Stored entries:
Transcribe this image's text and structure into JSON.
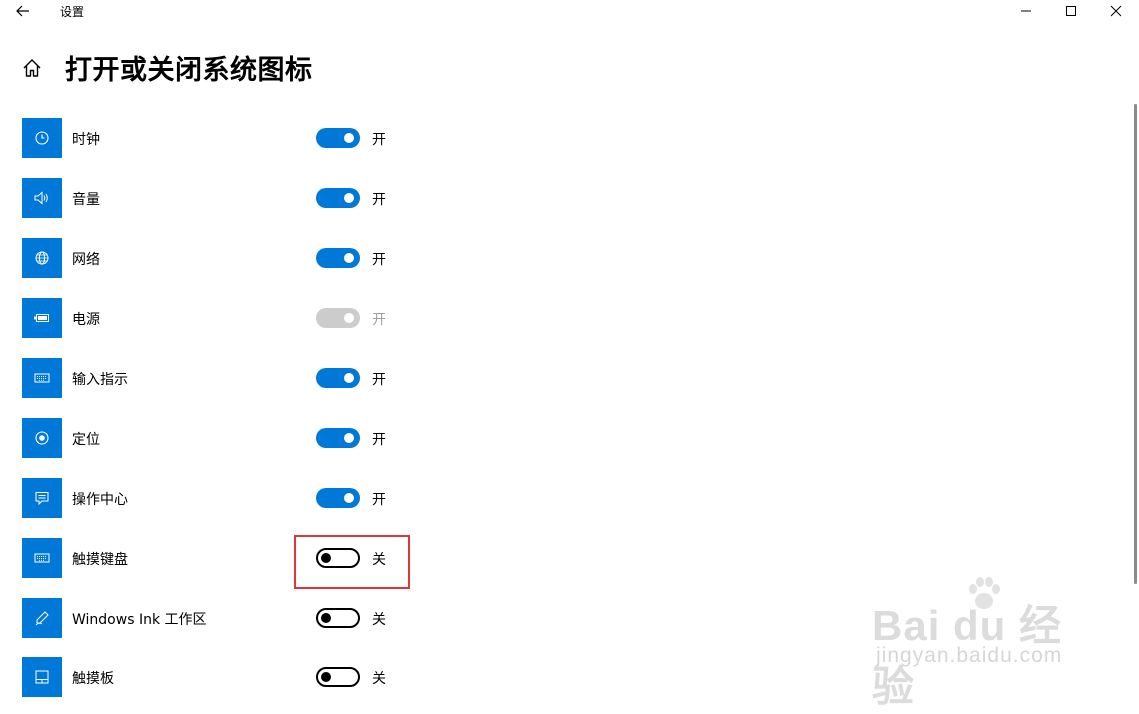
{
  "window": {
    "title": "设置"
  },
  "page": {
    "title": "打开或关闭系统图标"
  },
  "rows": [
    {
      "label": "时钟",
      "state": "开",
      "icon": "clock-icon"
    },
    {
      "label": "音量",
      "state": "开",
      "icon": "volume-icon"
    },
    {
      "label": "网络",
      "state": "开",
      "icon": "network-globe-icon"
    },
    {
      "label": "电源",
      "state": "开",
      "icon": "battery-icon"
    },
    {
      "label": "输入指示",
      "state": "开",
      "icon": "keyboard-icon"
    },
    {
      "label": "定位",
      "state": "开",
      "icon": "location-icon"
    },
    {
      "label": "操作中心",
      "state": "开",
      "icon": "action-center-icon"
    },
    {
      "label": "触摸键盘",
      "state": "关",
      "icon": "touch-keyboard-icon"
    },
    {
      "label": "Windows Ink 工作区",
      "state": "关",
      "icon": "pen-icon"
    },
    {
      "label": "触摸板",
      "state": "关",
      "icon": "touchpad-icon"
    }
  ],
  "colors": {
    "accent": "#0078d7",
    "disabled_toggle": "#cccccc",
    "highlight": "#e0363b"
  },
  "watermark": {
    "main": "Bai du 经验",
    "sub": "jingyan.baidu.com"
  }
}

_Exercise details:_
Write out the entries above verbatim; the pictures do not belong in your copy.

_Problem solution:_
Transcribe this image's text and structure into JSON.
{
  "window": {
    "title": "设置"
  },
  "page": {
    "title": "打开或关闭系统图标"
  },
  "rows": [
    {
      "label": "时钟",
      "state": "开",
      "icon": "clock-icon"
    },
    {
      "label": "音量",
      "state": "开",
      "icon": "volume-icon"
    },
    {
      "label": "网络",
      "state": "开",
      "icon": "network-globe-icon"
    },
    {
      "label": "电源",
      "state": "开",
      "icon": "battery-icon"
    },
    {
      "label": "输入指示",
      "state": "开",
      "icon": "keyboard-icon"
    },
    {
      "label": "定位",
      "state": "开",
      "icon": "location-icon"
    },
    {
      "label": "操作中心",
      "state": "开",
      "icon": "action-center-icon"
    },
    {
      "label": "触摸键盘",
      "state": "关",
      "icon": "touch-keyboard-icon"
    },
    {
      "label": "Windows Ink 工作区",
      "state": "关",
      "icon": "pen-icon"
    },
    {
      "label": "触摸板",
      "state": "关",
      "icon": "touchpad-icon"
    }
  ],
  "colors": {
    "accent": "#0078d7",
    "disabled_toggle": "#cccccc",
    "highlight": "#e0363b"
  },
  "watermark": {
    "main": "Bai du 经验",
    "sub": "jingyan.baidu.com"
  }
}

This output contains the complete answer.